What is asked: Reproduce verbatim the stretch of lines from the one containing "tab-bar-line xyxy=(0,1042,1179,1044)" through the one containing "step-label-repair-done: 수리완료 xyxy=(522,654,640,692)", including both, and nothing else.

Available data:
- - -
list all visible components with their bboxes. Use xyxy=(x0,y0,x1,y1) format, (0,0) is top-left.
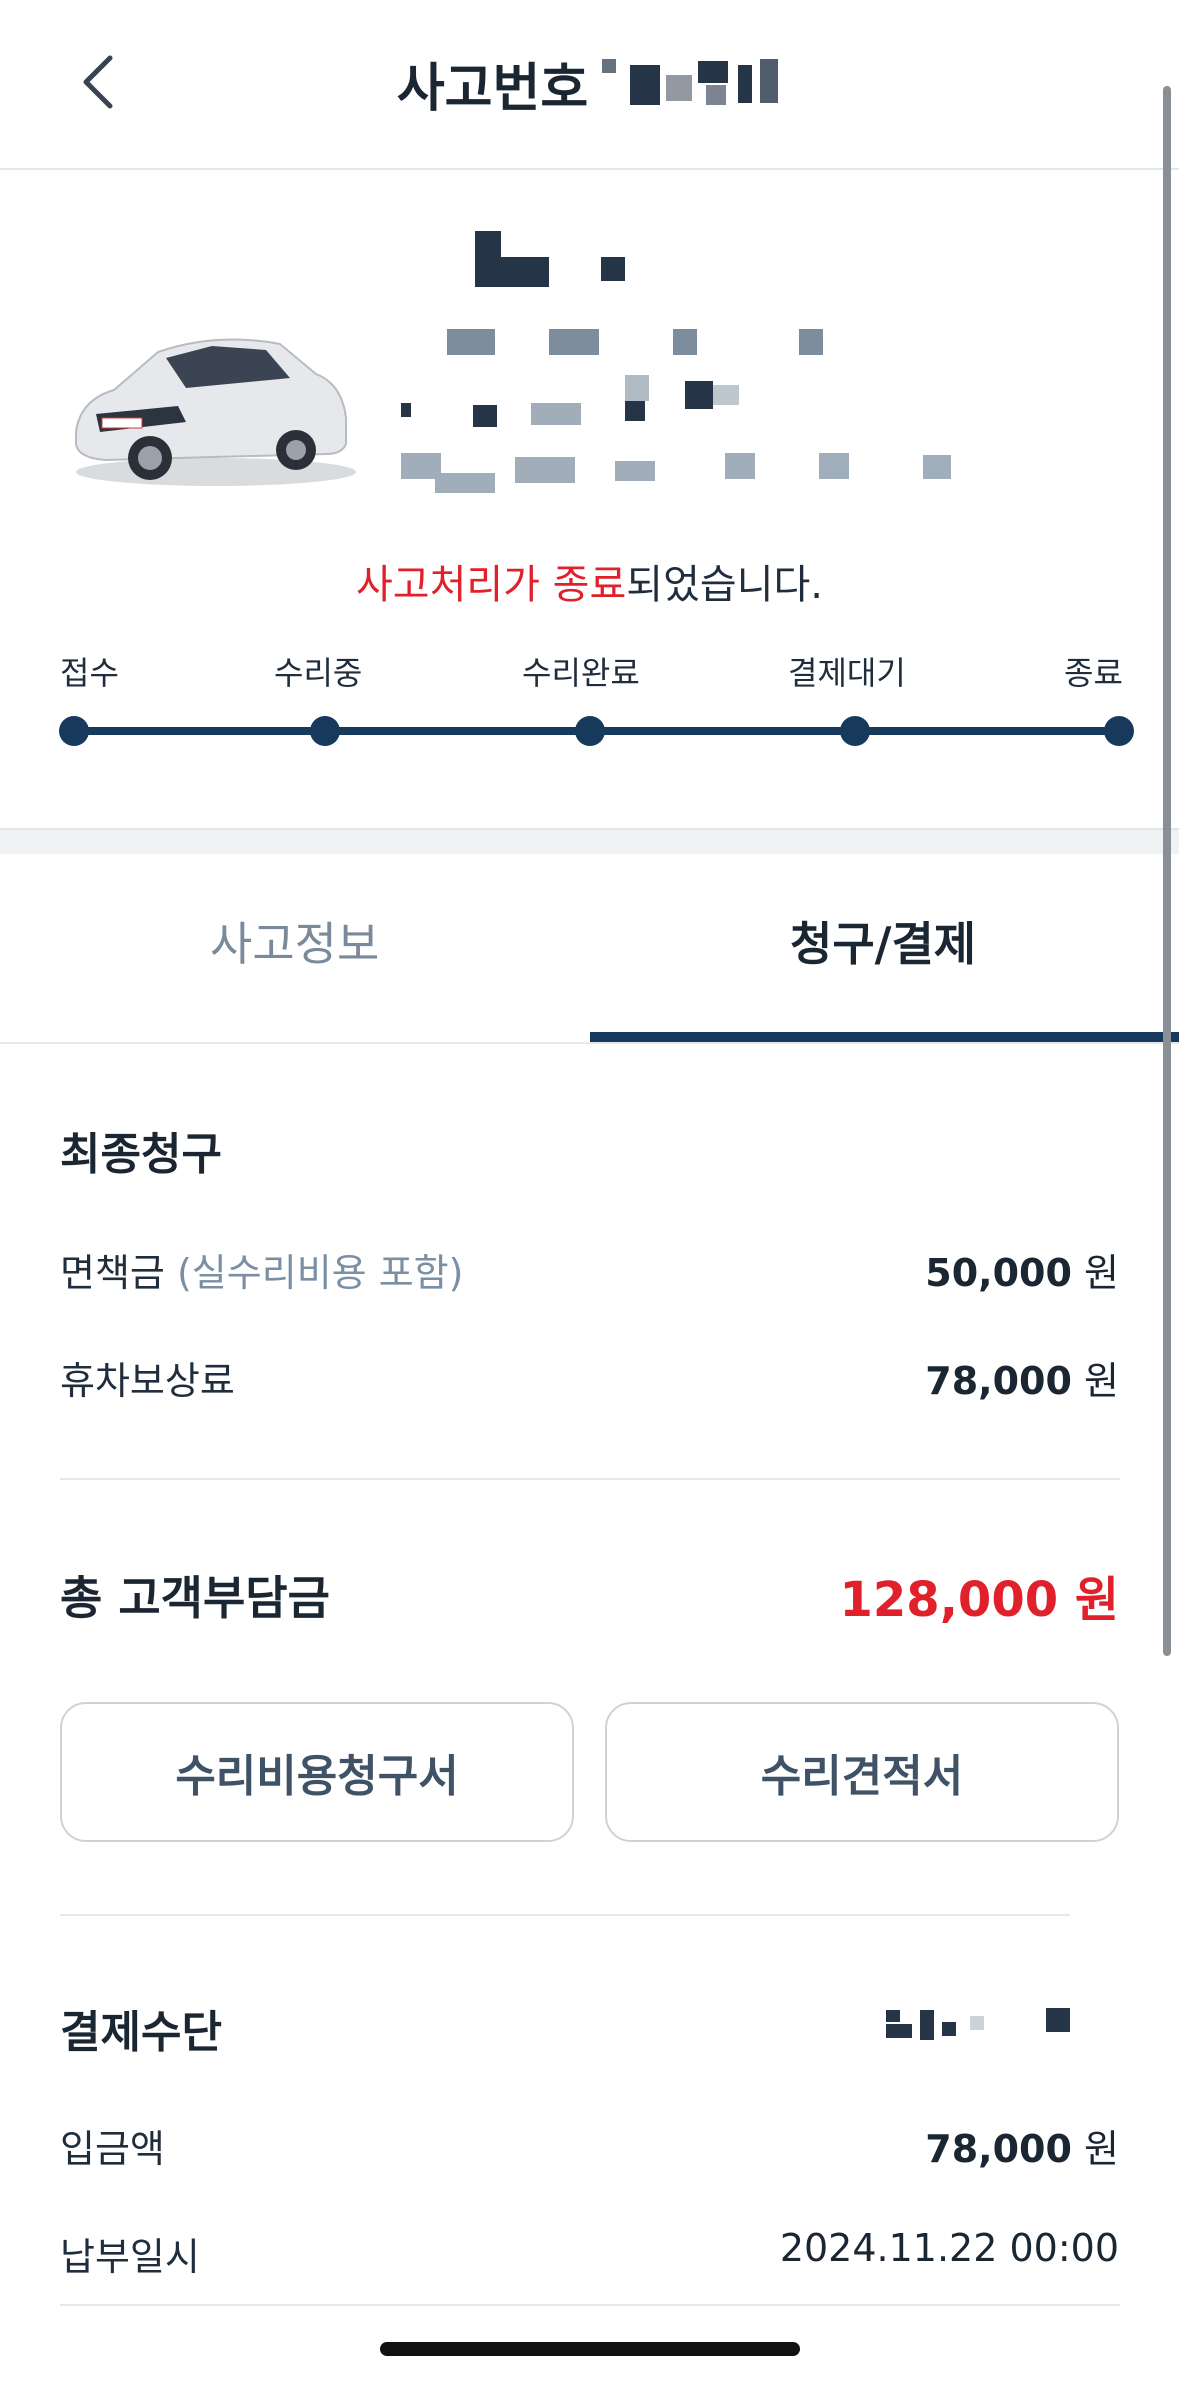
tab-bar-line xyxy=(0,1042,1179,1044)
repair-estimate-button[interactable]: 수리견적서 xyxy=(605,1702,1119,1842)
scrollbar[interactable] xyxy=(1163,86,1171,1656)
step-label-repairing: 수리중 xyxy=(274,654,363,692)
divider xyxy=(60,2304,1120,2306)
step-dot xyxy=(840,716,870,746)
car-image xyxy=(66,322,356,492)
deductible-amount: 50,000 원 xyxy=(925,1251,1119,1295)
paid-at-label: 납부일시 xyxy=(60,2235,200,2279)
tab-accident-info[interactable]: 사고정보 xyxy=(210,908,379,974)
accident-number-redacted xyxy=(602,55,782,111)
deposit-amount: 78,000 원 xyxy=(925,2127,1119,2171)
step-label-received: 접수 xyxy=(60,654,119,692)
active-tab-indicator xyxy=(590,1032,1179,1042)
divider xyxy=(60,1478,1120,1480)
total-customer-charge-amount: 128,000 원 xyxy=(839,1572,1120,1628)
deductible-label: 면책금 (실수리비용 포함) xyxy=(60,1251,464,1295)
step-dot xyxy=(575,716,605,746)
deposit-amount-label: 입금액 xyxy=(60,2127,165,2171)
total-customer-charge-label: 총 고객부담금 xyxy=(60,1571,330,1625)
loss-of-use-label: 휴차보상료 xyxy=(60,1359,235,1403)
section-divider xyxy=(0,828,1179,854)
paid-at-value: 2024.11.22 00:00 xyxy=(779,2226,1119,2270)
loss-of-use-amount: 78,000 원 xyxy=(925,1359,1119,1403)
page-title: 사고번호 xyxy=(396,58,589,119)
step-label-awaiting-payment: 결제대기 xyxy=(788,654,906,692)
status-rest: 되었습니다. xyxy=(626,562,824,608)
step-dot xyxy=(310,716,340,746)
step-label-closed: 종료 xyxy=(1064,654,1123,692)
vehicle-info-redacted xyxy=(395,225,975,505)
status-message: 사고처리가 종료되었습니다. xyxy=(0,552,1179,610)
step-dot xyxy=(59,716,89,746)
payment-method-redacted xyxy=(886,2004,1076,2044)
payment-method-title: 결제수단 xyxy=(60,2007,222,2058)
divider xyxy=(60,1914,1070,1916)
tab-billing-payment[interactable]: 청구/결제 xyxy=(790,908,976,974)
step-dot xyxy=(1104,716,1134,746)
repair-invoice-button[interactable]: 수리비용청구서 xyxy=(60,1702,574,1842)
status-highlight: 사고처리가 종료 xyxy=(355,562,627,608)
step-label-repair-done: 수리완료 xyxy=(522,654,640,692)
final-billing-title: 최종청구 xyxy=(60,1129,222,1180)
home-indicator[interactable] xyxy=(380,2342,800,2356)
- - -
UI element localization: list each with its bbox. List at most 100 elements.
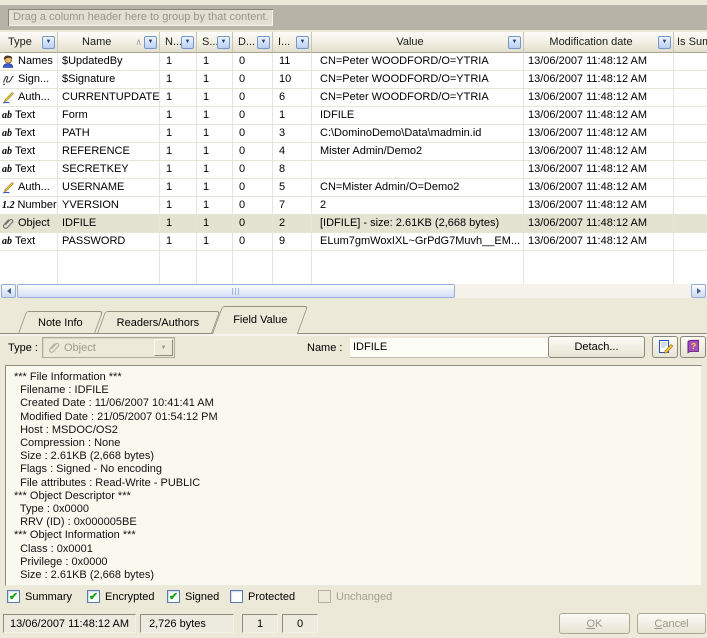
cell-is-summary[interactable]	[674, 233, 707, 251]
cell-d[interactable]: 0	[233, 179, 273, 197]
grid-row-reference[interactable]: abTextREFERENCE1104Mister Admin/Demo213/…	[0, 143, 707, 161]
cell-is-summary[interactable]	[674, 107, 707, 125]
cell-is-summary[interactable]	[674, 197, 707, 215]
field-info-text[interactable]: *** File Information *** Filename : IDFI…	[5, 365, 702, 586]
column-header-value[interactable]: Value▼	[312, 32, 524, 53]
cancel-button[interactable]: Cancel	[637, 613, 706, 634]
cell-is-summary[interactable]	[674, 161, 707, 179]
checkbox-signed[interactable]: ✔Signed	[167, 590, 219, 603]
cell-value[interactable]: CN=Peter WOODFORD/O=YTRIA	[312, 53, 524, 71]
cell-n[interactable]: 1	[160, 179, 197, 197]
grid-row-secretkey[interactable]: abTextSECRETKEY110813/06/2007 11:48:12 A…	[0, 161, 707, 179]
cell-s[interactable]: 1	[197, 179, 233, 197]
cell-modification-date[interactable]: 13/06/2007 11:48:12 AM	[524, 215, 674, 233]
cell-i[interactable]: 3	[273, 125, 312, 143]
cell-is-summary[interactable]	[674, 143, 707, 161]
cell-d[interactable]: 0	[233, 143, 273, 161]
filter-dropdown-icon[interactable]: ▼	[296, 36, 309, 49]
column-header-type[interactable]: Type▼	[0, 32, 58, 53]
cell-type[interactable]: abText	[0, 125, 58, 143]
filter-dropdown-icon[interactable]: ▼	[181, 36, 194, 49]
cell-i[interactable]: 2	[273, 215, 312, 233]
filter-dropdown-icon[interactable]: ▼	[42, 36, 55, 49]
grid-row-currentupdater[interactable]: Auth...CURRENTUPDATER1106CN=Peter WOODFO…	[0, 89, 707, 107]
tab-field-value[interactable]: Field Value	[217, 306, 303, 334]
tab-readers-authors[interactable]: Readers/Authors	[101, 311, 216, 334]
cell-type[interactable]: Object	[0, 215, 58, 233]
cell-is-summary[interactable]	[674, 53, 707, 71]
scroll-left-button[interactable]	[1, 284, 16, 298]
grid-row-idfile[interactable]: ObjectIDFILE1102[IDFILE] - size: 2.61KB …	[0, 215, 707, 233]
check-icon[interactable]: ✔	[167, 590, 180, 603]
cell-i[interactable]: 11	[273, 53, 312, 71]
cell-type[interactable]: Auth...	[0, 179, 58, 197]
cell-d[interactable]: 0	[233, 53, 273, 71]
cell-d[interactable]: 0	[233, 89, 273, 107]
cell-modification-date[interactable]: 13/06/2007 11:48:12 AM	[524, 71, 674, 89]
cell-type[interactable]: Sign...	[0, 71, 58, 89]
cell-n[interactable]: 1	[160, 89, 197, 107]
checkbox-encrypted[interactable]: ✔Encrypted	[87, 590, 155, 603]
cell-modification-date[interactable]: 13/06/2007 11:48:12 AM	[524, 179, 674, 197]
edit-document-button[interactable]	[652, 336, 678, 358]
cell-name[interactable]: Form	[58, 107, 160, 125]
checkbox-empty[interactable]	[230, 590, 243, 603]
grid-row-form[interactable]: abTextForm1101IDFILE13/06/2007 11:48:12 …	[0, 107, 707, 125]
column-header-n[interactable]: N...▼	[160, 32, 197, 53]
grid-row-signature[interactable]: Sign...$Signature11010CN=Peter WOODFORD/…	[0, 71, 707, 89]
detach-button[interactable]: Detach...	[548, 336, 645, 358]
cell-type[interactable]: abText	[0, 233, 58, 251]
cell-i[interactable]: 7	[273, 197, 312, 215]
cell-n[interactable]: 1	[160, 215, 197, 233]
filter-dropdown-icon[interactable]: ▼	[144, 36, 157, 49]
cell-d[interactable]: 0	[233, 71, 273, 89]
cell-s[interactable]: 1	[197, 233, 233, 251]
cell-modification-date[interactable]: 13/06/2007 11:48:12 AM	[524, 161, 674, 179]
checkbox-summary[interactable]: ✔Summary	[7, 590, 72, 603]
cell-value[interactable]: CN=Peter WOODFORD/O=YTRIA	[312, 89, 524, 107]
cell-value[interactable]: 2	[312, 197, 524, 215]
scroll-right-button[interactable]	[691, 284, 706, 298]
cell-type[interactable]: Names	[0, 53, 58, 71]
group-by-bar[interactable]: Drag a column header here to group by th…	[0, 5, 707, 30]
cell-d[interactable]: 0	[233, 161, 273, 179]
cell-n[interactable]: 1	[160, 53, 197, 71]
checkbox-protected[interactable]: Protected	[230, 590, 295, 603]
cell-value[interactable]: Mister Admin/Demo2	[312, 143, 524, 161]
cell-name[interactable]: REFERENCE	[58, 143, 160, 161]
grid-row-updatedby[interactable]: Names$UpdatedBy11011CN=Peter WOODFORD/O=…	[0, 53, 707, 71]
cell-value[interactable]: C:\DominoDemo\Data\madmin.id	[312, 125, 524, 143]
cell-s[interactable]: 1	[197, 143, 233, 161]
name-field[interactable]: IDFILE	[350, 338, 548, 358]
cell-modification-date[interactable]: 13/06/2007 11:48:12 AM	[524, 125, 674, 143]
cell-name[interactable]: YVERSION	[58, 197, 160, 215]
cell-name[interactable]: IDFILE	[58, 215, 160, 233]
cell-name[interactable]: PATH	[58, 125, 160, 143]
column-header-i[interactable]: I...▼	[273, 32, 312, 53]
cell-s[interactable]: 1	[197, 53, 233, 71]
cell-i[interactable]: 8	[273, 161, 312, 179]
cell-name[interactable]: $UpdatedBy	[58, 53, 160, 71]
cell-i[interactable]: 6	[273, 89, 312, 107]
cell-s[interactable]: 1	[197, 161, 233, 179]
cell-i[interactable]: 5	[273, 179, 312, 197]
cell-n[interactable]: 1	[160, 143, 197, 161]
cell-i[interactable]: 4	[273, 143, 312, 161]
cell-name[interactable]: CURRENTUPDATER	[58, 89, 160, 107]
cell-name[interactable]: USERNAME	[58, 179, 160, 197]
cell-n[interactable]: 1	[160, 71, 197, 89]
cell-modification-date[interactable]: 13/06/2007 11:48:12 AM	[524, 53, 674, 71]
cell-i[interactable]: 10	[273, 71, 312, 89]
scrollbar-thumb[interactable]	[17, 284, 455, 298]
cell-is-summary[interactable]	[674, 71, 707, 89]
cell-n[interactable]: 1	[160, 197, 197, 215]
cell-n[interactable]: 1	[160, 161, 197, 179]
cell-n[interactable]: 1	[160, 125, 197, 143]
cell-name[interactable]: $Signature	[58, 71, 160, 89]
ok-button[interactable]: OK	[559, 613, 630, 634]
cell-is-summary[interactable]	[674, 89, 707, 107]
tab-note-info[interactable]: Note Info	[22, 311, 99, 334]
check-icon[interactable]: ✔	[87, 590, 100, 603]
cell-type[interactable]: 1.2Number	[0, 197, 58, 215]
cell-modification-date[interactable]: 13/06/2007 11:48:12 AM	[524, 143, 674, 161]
- - -
Completed task:
tab-bar-line xyxy=(0,1042,1179,1044)
repair-estimate-button[interactable]: 수리견적서 xyxy=(605,1702,1119,1842)
scrollbar[interactable] xyxy=(1163,86,1171,1656)
step-label-repairing: 수리중 xyxy=(274,654,363,692)
divider xyxy=(60,2304,1120,2306)
step-dot xyxy=(840,716,870,746)
car-image xyxy=(66,322,356,492)
deductible-amount: 50,000 원 xyxy=(925,1251,1119,1295)
paid-at-label: 납부일시 xyxy=(60,2235,200,2279)
tab-accident-info[interactable]: 사고정보 xyxy=(210,908,379,974)
accident-number-redacted xyxy=(602,55,782,111)
deposit-amount: 78,000 원 xyxy=(925,2127,1119,2171)
step-label-received: 접수 xyxy=(60,654,119,692)
active-tab-indicator xyxy=(590,1032,1179,1042)
divider xyxy=(60,1478,1120,1480)
total-customer-charge-amount: 128,000 원 xyxy=(839,1572,1120,1628)
deductible-label: 면책금 (실수리비용 포함) xyxy=(60,1251,464,1295)
step-dot xyxy=(575,716,605,746)
deposit-amount-label: 입금액 xyxy=(60,2127,165,2171)
total-customer-charge-label: 총 고객부담금 xyxy=(60,1571,330,1625)
loss-of-use-label: 휴차보상료 xyxy=(60,1359,235,1403)
section-divider xyxy=(0,828,1179,854)
paid-at-value: 2024.11.22 00:00 xyxy=(779,2226,1119,2270)
loss-of-use-amount: 78,000 원 xyxy=(925,1359,1119,1403)
page-title: 사고번호 xyxy=(396,58,589,119)
step-label-awaiting-payment: 결제대기 xyxy=(788,654,906,692)
status-rest: 되었습니다. xyxy=(626,562,824,608)
step-dot xyxy=(310,716,340,746)
step-label-closed: 종료 xyxy=(1064,654,1123,692)
vehicle-info-redacted xyxy=(395,225,975,505)
status-message: 사고처리가 종료되었습니다. xyxy=(0,552,1179,610)
step-dot xyxy=(59,716,89,746)
payment-method-redacted xyxy=(886,2004,1076,2044)
payment-method-title: 결제수단 xyxy=(60,2007,222,2058)
divider xyxy=(60,1914,1070,1916)
tab-billing-payment[interactable]: 청구/결제 xyxy=(790,908,976,974)
step-dot xyxy=(1104,716,1134,746)
repair-invoice-button[interactable]: 수리비용청구서 xyxy=(60,1702,574,1842)
status-highlight: 사고처리가 종료 xyxy=(355,562,627,608)
step-label-repair-done: 수리완료 xyxy=(522,654,640,692)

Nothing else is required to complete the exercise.